══ INPUT MATERIAL ══
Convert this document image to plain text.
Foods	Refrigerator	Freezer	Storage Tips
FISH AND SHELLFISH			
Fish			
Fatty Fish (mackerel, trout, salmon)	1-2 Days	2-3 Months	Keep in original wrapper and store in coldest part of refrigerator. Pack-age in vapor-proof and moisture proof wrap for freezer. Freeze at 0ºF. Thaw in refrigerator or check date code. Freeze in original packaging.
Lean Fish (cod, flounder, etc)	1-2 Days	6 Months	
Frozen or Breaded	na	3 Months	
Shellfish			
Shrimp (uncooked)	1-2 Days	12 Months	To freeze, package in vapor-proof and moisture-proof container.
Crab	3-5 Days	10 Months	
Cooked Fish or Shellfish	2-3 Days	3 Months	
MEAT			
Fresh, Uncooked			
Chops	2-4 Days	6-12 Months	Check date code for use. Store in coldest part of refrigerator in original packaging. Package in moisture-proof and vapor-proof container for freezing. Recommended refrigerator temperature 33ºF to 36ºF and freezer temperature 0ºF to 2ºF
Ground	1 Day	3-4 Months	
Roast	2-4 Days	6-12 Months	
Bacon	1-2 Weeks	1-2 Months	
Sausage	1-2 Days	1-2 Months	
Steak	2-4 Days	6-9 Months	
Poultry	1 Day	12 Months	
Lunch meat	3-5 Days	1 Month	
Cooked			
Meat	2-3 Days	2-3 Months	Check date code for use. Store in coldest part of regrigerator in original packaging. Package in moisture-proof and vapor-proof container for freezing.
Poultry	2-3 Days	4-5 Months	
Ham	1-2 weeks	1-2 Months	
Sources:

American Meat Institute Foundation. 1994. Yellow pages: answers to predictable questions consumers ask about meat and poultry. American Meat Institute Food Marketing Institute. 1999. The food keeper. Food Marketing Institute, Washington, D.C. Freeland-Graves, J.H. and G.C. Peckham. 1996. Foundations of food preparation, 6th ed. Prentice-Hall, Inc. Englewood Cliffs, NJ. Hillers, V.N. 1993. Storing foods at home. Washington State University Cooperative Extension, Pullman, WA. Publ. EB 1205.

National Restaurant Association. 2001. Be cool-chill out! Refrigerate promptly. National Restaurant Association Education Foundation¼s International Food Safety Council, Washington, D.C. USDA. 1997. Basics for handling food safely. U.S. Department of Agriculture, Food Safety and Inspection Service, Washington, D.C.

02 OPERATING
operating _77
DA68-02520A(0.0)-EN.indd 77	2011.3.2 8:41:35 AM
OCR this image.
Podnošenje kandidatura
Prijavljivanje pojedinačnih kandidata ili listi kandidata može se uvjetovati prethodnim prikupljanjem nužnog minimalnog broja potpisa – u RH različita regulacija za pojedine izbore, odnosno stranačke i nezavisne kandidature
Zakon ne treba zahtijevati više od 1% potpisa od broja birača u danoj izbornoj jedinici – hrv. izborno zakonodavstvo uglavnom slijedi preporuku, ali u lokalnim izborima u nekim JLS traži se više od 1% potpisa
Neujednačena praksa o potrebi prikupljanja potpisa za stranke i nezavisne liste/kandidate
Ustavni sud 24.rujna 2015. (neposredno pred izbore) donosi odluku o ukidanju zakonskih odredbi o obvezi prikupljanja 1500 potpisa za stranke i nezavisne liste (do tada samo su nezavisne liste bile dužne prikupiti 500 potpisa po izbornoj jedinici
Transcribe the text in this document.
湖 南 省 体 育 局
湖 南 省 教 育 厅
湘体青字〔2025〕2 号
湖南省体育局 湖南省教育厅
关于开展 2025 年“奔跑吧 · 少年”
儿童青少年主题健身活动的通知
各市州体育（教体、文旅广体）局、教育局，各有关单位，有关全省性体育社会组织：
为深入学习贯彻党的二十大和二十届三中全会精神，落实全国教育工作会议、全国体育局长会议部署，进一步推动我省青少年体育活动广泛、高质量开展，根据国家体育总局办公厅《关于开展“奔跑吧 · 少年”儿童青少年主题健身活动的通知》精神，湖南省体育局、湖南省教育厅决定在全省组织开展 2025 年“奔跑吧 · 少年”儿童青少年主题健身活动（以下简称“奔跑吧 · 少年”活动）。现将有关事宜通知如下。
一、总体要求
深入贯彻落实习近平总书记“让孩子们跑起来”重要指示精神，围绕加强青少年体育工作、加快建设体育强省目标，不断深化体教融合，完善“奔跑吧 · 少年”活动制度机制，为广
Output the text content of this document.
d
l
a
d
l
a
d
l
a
═══
GOAL:
Check each line of the records for the word "code" and extract those that contain it.

EXERCISE RESULT:
Fatty Fish (mackerel, trout, salmon)	1-2 Days	2-3 Months	Keep in original wrapper and store in coldest part of refrigerator. Pack-age in vapor-proof and moisture proof wrap for freezer. Freeze at 0ºF. Thaw in refrigerator or check date code. Freeze in original packaging.
Chops	2-4 Days	6-12 Months	Check date code for use. Store in coldest part of refrigerator in original packaging. Package in moisture-proof and vapor-proof container for freezing. Recommended refrigerator temperature 33ºF to 36ºF and freezer temperature 0ºF to 2ºF
Meat	2-3 Days	2-3 Months	Check date code for use. Store in coldest part of regrigerator in original packaging. Package in moisture-proof and vapor-proof container for freezing.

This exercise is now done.